**WHAT THE EXERCISE ASKS:** Filter the records below for the word "background". Copy each line that holds it.

**Dataset items:**
..........

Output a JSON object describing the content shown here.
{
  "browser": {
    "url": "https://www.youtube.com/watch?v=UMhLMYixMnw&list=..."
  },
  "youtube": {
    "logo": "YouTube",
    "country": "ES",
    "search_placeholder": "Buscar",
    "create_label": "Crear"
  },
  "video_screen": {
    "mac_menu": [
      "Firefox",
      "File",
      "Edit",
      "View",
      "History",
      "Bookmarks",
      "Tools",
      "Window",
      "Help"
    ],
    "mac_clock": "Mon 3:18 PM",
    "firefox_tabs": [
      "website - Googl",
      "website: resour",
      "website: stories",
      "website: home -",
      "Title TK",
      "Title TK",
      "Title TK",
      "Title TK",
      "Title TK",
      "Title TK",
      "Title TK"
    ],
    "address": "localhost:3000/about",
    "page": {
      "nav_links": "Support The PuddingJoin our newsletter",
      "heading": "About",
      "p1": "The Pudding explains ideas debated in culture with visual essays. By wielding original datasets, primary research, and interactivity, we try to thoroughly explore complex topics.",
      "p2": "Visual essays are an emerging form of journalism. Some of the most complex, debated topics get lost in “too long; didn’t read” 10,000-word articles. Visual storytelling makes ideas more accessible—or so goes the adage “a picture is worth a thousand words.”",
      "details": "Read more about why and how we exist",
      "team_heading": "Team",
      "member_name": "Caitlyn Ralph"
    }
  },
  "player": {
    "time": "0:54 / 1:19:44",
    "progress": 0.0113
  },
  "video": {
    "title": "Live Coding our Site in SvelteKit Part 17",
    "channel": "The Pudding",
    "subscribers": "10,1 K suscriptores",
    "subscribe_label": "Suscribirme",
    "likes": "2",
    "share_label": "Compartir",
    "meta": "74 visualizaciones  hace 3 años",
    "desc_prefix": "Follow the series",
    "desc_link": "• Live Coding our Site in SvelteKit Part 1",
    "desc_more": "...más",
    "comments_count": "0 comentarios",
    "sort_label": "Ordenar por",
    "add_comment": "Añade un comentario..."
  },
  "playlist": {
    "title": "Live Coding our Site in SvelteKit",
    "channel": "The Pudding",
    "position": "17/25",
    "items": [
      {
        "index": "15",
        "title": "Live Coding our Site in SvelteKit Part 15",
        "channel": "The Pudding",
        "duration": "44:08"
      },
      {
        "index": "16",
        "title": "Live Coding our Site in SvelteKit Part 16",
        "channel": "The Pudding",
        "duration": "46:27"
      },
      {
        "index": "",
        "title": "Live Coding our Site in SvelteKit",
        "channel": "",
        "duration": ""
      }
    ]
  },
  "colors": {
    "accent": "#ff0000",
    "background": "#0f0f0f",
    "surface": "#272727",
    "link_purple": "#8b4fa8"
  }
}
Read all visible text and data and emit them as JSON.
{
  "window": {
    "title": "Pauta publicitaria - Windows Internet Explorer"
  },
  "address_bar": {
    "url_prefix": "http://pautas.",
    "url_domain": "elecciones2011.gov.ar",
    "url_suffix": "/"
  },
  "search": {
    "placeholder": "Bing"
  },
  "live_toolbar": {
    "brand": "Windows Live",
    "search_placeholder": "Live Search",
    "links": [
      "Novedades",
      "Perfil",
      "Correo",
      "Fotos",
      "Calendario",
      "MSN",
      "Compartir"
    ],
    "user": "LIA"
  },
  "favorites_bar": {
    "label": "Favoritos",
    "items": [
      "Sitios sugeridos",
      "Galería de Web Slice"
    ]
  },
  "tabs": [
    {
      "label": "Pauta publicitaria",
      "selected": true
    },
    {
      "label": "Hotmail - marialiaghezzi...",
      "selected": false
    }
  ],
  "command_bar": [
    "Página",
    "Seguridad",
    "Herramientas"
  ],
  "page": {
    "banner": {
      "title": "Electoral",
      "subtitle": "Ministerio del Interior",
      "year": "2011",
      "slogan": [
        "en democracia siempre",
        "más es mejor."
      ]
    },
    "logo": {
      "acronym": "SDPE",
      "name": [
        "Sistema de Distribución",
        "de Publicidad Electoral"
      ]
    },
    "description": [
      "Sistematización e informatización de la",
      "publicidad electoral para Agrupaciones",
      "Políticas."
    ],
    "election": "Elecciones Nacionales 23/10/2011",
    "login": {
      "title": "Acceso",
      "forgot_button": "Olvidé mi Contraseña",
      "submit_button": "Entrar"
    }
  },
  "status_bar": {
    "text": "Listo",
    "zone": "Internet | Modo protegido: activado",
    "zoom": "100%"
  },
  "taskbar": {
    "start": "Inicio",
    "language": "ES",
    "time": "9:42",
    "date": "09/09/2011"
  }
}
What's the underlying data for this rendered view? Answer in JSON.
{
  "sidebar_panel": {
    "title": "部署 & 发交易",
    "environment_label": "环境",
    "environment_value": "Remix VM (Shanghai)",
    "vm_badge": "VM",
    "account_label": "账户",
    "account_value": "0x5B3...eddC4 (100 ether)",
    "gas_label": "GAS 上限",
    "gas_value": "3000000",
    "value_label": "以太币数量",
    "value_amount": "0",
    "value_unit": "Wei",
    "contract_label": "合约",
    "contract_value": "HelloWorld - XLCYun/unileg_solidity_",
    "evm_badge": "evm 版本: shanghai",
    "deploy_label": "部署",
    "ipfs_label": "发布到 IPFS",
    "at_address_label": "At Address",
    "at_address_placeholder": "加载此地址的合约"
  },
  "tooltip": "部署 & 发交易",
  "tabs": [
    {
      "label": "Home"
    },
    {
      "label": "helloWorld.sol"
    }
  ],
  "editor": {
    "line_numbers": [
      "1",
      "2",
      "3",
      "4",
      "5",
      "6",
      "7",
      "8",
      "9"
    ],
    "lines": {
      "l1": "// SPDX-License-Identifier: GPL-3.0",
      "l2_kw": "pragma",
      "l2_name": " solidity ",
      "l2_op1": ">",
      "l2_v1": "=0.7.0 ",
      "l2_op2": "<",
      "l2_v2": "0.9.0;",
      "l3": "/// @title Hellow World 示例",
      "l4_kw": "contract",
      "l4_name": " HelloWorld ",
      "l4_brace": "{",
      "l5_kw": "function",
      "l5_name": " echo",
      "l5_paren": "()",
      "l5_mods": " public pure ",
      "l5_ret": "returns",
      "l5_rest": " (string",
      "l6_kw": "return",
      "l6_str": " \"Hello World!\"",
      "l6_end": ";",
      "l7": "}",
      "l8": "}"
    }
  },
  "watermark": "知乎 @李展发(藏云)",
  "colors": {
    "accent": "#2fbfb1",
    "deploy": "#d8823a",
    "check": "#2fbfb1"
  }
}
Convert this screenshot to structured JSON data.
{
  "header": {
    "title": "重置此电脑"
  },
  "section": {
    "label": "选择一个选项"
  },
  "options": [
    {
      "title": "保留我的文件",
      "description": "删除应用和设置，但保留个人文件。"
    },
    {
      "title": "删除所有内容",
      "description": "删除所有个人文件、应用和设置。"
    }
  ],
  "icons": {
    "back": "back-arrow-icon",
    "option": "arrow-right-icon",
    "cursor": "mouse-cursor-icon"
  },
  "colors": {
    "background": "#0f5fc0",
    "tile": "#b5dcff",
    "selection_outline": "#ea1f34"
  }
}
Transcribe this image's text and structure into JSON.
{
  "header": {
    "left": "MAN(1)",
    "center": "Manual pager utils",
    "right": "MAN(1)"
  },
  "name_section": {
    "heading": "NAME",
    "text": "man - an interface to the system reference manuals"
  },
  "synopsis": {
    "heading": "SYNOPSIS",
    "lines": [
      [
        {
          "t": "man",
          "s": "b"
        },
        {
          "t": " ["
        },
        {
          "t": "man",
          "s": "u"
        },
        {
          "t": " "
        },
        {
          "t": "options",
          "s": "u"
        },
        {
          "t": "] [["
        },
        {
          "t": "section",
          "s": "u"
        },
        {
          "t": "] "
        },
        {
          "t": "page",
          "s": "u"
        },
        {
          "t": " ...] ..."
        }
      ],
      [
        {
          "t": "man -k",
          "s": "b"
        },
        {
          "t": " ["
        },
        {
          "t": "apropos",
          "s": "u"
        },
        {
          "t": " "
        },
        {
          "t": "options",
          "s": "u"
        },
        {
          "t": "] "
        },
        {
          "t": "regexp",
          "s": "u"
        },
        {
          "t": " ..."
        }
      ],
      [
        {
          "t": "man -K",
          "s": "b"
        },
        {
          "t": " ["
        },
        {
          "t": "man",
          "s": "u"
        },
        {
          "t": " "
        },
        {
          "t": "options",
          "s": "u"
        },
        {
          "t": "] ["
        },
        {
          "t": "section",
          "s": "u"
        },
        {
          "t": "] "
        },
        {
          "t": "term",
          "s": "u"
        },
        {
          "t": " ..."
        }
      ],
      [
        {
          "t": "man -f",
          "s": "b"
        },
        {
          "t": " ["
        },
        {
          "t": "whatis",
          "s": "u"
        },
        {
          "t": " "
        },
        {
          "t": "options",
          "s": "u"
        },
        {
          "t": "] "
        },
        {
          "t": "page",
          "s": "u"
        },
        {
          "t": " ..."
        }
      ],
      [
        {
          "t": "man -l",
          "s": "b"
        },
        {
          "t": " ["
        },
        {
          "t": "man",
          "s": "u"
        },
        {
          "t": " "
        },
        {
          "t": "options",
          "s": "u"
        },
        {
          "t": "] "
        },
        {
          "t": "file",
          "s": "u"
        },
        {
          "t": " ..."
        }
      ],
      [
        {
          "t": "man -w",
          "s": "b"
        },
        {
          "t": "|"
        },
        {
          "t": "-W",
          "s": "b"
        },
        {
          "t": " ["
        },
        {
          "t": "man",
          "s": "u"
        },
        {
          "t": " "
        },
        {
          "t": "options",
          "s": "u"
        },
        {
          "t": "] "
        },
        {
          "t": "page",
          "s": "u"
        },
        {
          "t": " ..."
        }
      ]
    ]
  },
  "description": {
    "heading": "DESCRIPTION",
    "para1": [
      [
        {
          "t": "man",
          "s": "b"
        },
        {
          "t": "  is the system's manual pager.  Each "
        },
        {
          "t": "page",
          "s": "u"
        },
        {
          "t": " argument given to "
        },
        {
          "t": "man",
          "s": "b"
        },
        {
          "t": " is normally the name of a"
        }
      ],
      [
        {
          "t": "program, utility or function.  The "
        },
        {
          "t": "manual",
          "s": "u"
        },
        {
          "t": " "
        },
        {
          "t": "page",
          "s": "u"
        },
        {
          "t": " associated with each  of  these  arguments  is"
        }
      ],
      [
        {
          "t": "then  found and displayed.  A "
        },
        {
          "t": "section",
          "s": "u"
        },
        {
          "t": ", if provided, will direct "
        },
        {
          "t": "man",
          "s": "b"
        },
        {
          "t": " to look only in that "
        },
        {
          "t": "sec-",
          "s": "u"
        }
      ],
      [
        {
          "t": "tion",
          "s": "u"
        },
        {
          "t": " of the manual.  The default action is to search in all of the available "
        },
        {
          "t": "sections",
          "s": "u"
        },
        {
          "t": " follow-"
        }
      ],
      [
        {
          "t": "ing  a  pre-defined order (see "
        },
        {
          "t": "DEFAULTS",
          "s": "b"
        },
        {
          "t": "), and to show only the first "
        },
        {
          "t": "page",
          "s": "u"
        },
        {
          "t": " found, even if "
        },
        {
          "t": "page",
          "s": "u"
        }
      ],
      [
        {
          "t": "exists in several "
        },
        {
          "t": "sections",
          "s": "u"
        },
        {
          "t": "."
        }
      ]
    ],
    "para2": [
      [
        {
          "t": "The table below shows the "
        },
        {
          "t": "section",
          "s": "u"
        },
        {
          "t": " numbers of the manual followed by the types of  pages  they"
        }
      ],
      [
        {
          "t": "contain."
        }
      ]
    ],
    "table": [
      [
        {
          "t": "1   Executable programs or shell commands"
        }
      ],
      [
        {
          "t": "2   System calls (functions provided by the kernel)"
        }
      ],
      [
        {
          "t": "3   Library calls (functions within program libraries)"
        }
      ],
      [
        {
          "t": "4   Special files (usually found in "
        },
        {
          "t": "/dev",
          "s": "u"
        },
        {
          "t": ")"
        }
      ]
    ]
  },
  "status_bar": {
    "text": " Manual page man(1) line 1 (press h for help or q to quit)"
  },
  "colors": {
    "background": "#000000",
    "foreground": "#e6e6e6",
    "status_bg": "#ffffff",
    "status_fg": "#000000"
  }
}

..........

**OUTPUT FOR THIS EXERCISE:**
    "background": "#0f0f0f",
    "background": "#0f5fc0",
    "background": "#000000",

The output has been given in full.